Aim of the exercise:
For every line in the records that has the word "眼球太短", make a copy.

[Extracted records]
+++++

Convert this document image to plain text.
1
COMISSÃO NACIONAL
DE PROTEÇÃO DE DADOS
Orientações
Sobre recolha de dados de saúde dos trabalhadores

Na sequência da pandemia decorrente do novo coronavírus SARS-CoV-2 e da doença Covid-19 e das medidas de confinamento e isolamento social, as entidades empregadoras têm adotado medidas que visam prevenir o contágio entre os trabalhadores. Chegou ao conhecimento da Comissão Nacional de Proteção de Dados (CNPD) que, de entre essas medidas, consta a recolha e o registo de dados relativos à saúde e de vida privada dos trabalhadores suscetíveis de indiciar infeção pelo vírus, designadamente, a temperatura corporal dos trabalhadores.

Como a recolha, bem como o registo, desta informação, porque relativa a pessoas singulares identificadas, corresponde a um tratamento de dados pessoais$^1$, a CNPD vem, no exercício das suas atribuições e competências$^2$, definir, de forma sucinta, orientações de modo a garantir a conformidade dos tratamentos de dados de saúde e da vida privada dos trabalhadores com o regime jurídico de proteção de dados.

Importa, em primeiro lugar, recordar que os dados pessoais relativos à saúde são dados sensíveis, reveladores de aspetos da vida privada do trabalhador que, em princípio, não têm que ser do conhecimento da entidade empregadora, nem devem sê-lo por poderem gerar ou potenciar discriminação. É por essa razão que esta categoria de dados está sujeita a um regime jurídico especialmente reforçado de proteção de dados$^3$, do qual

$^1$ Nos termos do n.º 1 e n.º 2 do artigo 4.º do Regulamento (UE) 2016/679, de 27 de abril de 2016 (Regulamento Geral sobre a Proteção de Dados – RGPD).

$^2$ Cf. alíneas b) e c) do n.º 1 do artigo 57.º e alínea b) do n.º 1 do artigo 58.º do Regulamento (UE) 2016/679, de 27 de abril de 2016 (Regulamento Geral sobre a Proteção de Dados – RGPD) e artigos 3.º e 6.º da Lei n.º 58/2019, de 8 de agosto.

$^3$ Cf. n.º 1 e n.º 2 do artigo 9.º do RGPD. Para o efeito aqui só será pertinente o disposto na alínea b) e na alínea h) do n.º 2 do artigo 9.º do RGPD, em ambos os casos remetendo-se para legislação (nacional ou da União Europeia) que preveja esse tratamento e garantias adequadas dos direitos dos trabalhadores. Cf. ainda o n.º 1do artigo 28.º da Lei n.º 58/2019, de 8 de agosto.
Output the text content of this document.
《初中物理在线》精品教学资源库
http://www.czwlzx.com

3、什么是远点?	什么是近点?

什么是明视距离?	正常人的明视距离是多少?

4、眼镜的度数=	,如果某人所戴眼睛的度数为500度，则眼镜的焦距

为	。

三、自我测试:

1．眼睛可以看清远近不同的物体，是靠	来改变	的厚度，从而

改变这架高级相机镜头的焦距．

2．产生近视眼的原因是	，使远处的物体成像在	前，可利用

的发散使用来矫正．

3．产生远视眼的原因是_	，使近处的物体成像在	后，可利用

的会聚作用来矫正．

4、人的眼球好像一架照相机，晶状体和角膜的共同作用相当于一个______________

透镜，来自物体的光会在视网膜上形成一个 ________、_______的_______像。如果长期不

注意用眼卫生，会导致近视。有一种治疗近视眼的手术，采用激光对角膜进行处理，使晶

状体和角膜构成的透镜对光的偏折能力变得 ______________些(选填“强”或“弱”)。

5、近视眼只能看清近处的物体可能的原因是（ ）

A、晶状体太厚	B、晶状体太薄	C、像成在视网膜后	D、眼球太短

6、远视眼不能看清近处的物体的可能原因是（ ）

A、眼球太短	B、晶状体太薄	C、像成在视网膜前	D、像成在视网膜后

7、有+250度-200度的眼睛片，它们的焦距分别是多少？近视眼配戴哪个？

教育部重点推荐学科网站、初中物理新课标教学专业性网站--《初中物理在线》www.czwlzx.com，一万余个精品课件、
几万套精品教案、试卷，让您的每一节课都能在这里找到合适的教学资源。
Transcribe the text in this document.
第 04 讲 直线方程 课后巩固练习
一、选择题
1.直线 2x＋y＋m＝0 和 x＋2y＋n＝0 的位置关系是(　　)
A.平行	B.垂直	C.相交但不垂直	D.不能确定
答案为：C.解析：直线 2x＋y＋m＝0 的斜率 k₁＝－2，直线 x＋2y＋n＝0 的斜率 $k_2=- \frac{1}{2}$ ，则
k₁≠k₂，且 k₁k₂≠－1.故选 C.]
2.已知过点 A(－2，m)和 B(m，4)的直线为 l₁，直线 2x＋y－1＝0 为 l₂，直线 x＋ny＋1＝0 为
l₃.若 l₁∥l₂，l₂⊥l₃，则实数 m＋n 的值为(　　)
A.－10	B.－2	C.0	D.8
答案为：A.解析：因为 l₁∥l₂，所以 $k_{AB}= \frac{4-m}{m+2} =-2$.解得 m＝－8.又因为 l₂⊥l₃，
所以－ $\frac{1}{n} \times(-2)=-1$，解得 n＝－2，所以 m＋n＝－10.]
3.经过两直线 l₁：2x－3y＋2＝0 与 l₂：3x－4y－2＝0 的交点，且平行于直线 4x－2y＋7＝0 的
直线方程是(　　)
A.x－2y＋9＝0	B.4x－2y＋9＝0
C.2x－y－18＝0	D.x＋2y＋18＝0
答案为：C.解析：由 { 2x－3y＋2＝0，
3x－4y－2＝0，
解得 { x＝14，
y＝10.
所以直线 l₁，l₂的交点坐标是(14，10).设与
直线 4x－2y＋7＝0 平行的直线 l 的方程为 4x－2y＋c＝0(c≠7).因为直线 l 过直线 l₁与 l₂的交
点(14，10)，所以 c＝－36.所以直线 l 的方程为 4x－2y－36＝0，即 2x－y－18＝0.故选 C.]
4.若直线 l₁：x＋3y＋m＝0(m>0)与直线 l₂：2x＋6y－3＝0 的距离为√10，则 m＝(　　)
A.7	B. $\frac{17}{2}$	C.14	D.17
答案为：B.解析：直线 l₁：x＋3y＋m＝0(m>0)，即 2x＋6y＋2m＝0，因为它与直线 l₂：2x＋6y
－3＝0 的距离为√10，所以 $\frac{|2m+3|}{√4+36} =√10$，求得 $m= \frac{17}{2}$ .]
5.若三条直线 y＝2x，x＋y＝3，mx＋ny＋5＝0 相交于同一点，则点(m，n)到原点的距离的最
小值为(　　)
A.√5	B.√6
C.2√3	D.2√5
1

+++++

Worked answer:
A、晶状体太厚	B、晶状体太薄	C、像成在视网膜后	D、眼球太短
A、眼球太短	B、晶状体太薄	C、像成在视网膜前	D、像成在视网膜后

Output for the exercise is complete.